• [Source text]
————

# Fraser Canyon Access



## bobbuilds (May 12, 2007)

where should we be putting in? last year we put in at a road crossing a ways up from the rr on a rd leading to private homes. there is a few channels leading to a verry low bridge and also some phonelines or something. be heads up if people put in here. what is the best option?


----------



## Jamie D. (May 25, 2004)

OK so this is the best option. Notice I did not say legal. When driving into the town of Tabernash, turn right before the Tabernash Tavern. Follow the road over the tracks and to the right. Preferred parking is in the big lot on the right. DO NOT leaving your rigs down by the tracks next to the railroad signal. Hike your stuff down the tracks (yes this includes your raft).

History: The property owners (The Millers) did not appreciate the retarded car party that initiated the arrival of the DOW and the Sheriff last year. The local boating population, some of whom have known this family since birth are negotiating a possible put in solution. Please do not fuck this up. We have been asked to spread the word.

Facts:

1. The railroad put in is not legal. If UP is there, they will hassle you. Please have gotten tix.

————

• [Listed records]
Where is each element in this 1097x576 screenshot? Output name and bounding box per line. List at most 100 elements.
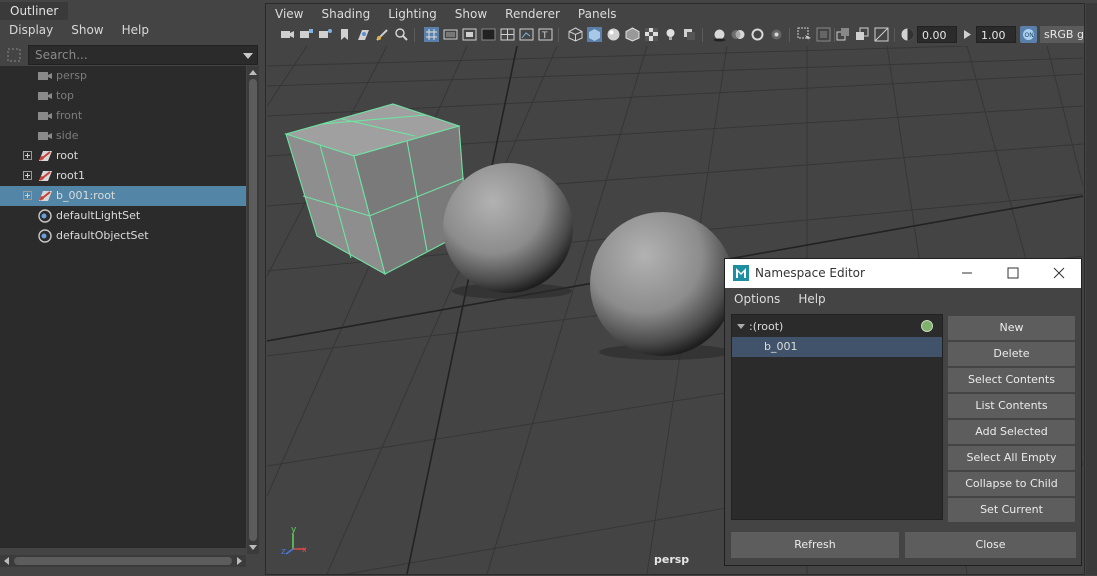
select-all-empty-button[interactable]: Select All Empty xyxy=(948,446,1075,470)
namespace-editor-titlebar[interactable]: Namespace Editor xyxy=(725,259,1081,288)
namespace-item-b-001[interactable]: b_001 xyxy=(732,337,942,357)
exposure-field[interactable]: 0.00 xyxy=(917,26,957,43)
outliner-item-label: root1 xyxy=(56,169,86,182)
screen-space-ao-icon[interactable] xyxy=(712,27,727,42)
view-transform-dropdown[interactable]: sRGB gamma xyxy=(1040,26,1084,43)
maximize-icon[interactable] xyxy=(1003,264,1023,282)
sphere-mesh-left[interactable] xyxy=(443,163,573,299)
refresh-button[interactable]: Refresh xyxy=(731,532,899,558)
viewport-menu-renderer[interactable]: Renderer xyxy=(496,4,569,24)
close-icon[interactable] xyxy=(1049,264,1069,282)
scroll-left-icon[interactable] xyxy=(4,557,9,565)
wireframe-icon[interactable] xyxy=(568,27,583,42)
outliner-item-b-001-root[interactable]: b_001:root xyxy=(0,186,246,206)
outliner-item-persp[interactable]: persp xyxy=(0,66,246,86)
expand-icon[interactable] xyxy=(23,191,32,200)
shadows-icon[interactable] xyxy=(682,27,697,42)
add-selected-button[interactable]: Add Selected xyxy=(948,420,1075,444)
select-contents-button[interactable]: Select Contents xyxy=(948,368,1075,392)
exposure-icon[interactable] xyxy=(900,27,915,42)
expand-icon[interactable] xyxy=(23,151,32,160)
sphere-mesh-right[interactable] xyxy=(590,212,734,360)
collapse-to-child-button[interactable]: Collapse to Child xyxy=(948,472,1075,496)
color-management-toggle-icon[interactable]: ON xyxy=(1020,26,1037,43)
textured-icon[interactable] xyxy=(644,27,659,42)
bookmark-icon[interactable] xyxy=(337,27,352,42)
safe-title-icon[interactable]: T xyxy=(538,27,553,42)
image-plane-icon[interactable] xyxy=(356,27,371,42)
close-button[interactable]: Close xyxy=(905,532,1076,558)
smooth-shade-icon[interactable] xyxy=(587,27,602,42)
scrollbar-thumb[interactable] xyxy=(249,79,257,541)
grease-pencil-icon[interactable] xyxy=(375,27,390,42)
outliner-tab[interactable]: Outliner xyxy=(0,2,69,20)
resolution-gate-icon[interactable] xyxy=(462,27,477,42)
viewport-menu-show[interactable]: Show xyxy=(446,4,496,24)
viewport-menu-view[interactable]: View xyxy=(266,4,312,24)
gamma-icon[interactable] xyxy=(960,27,975,42)
depth-of-field-icon[interactable] xyxy=(769,27,784,42)
namespace-tree: :(root) b_001 xyxy=(731,314,943,520)
isolate-select-icon[interactable] xyxy=(797,27,812,42)
outliner-menu-display[interactable]: Display xyxy=(0,21,62,41)
gate-mask-icon[interactable] xyxy=(481,27,496,42)
outliner-item-root[interactable]: root xyxy=(0,146,246,166)
outliner-item-defaultlightset[interactable]: defaultLightSet xyxy=(0,206,246,226)
maya-logo-icon xyxy=(733,265,749,281)
wireframe-on-shaded-icon[interactable] xyxy=(625,27,640,42)
filter-icon[interactable] xyxy=(4,45,24,65)
outliner-item-top[interactable]: top xyxy=(0,86,246,106)
scroll-down-icon[interactable] xyxy=(249,545,257,550)
collapse-icon[interactable] xyxy=(737,324,745,329)
delete-namespace-button[interactable]: Delete xyxy=(948,342,1075,366)
use-all-lights-icon[interactable] xyxy=(663,27,678,42)
outliner-menu-show[interactable]: Show xyxy=(62,21,112,41)
viewport-menu-panels[interactable]: Panels xyxy=(569,4,626,24)
grid-icon[interactable] xyxy=(424,27,439,42)
motion-blur-icon[interactable] xyxy=(731,27,746,42)
ns-menu-help[interactable]: Help xyxy=(789,288,834,310)
scroll-up-icon[interactable] xyxy=(249,70,257,75)
outliner-item-label: front xyxy=(56,109,83,122)
outliner-item-side[interactable]: side xyxy=(0,126,246,146)
minimize-icon[interactable] xyxy=(957,264,977,282)
list-contents-button[interactable]: List Contents xyxy=(948,394,1075,418)
set-current-button[interactable]: Set Current xyxy=(948,498,1075,522)
outliner-menu-help[interactable]: Help xyxy=(113,21,158,41)
outliner-item-front[interactable]: front xyxy=(0,106,246,126)
xray-joints-icon[interactable] xyxy=(855,27,870,42)
outliner-item-root1[interactable]: root1 xyxy=(0,166,246,186)
bookmark-camera-icon[interactable] xyxy=(318,27,333,42)
safe-action-icon[interactable] xyxy=(519,27,534,42)
axis-label-x: x xyxy=(302,545,307,554)
outliner-item-defaultobjectset[interactable]: defaultObjectSet xyxy=(0,226,246,246)
film-gate-icon[interactable] xyxy=(443,27,458,42)
expand-icon[interactable] xyxy=(23,171,32,180)
xray-active-components-icon[interactable] xyxy=(836,27,851,42)
svg-text:T: T xyxy=(541,31,548,41)
camera-attributes-icon[interactable] xyxy=(299,27,314,42)
camera-icon[interactable] xyxy=(280,27,295,42)
cube-mesh[interactable] xyxy=(284,103,468,276)
viewport-menu-shading[interactable]: Shading xyxy=(312,4,379,24)
field-chart-icon[interactable] xyxy=(500,27,515,42)
outliner-search-input[interactable]: Search... xyxy=(28,45,258,65)
ns-menu-options[interactable]: Options xyxy=(725,288,789,310)
outliner-item-label: b_001:root xyxy=(56,189,116,202)
anti-aliasing-icon[interactable] xyxy=(750,27,765,42)
camera-icon xyxy=(38,72,52,80)
default-material-icon[interactable] xyxy=(606,27,621,42)
gamma-field[interactable]: 1.00 xyxy=(976,26,1016,43)
new-namespace-button[interactable]: New xyxy=(948,316,1075,340)
scrollbar-thumb[interactable] xyxy=(14,557,232,565)
2d-pan-zoom-icon[interactable] xyxy=(394,27,409,42)
outliner-vertical-scrollbar[interactable] xyxy=(247,66,259,554)
scroll-right-icon[interactable] xyxy=(237,557,242,565)
backface-culling-icon[interactable] xyxy=(874,27,889,42)
chevron-down-icon[interactable] xyxy=(243,53,253,59)
viewport-menu-lighting[interactable]: Lighting xyxy=(379,4,446,24)
toolbar-separator xyxy=(558,28,559,42)
xray-icon[interactable] xyxy=(816,27,831,42)
outliner-horizontal-scrollbar[interactable] xyxy=(0,555,246,567)
namespace-item-root[interactable]: :(root) xyxy=(732,317,942,337)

————

• [Set tasks]
**1)** Can you transcribe the lines of the records from the one containing "select-all-empty-button[interactable]: Select All" through the one containing "add-selected-button[interactable]: Add Selected", both included?
**2)** Could you write the next part of the Fraser Canyon access thread, picking up after its last line?
The records bear no relation to the Fraser Canyon access thread.

• [Expected answers]
**1)**
select-all-empty-button[interactable]: Select All Empty xyxy=(948,446,1075,470)
namespace-editor-titlebar[interactable]: Namespace Editor xyxy=(725,259,1081,288)
namespace-item-b-001[interactable]: b_001 xyxy=(732,337,942,357)
exposure-field[interactable]: 0.00 xyxy=(917,26,957,43)
outliner-item-label: root1 xyxy=(56,169,86,182)
screen-space-ao-icon[interactable] xyxy=(712,27,727,42)
view-transform-dropdown[interactable]: sRGB gamma xyxy=(1040,26,1084,43)
maximize-icon[interactable] xyxy=(1003,264,1023,282)
sphere-mesh-left[interactable] xyxy=(443,163,573,299)
refresh-button[interactable]: Refresh xyxy=(731,532,899,558)
viewport-menu-renderer[interactable]: Renderer xyxy=(496,4,569,24)
close-icon[interactable] xyxy=(1049,264,1069,282)
scroll-left-icon[interactable] xyxy=(4,557,9,565)
wireframe-icon[interactable] xyxy=(568,27,583,42)
outliner-item-b-001-root[interactable]: b_001:root xyxy=(0,186,246,206)
outliner-item-persp[interactable]: persp xyxy=(0,66,246,86)
expand-icon[interactable] xyxy=(23,191,32,200)
shadows-icon[interactable] xyxy=(682,27,697,42)
add-selected-button[interactable]: Add Selected xyxy=(948,420,1075,444)

**2)**
2. Be speedy, no rafter trash put-in party.
3. Respect the neighbors.
4. Minimize vehicles anywhere in Tabernash.
5. The local residents, property owners, LEOs, Grand County Boater tend to be very chill people. However, if out-of-towners abuse these guidelines you will get static. Somepeople have negotiated the ability to put-in on private. This does not mean you can. Please try to be understanding of everyone's interest.

Thanks,
Local Boaters


----------



## grandyoso (Aug 20, 2006)

UP called the cops last year after the railroad put up the no tresspassing sign. The cops gave us a warning and told us to vammoose. We went to a buddies house and used his put-in also not legal. It's going to be an interesting season....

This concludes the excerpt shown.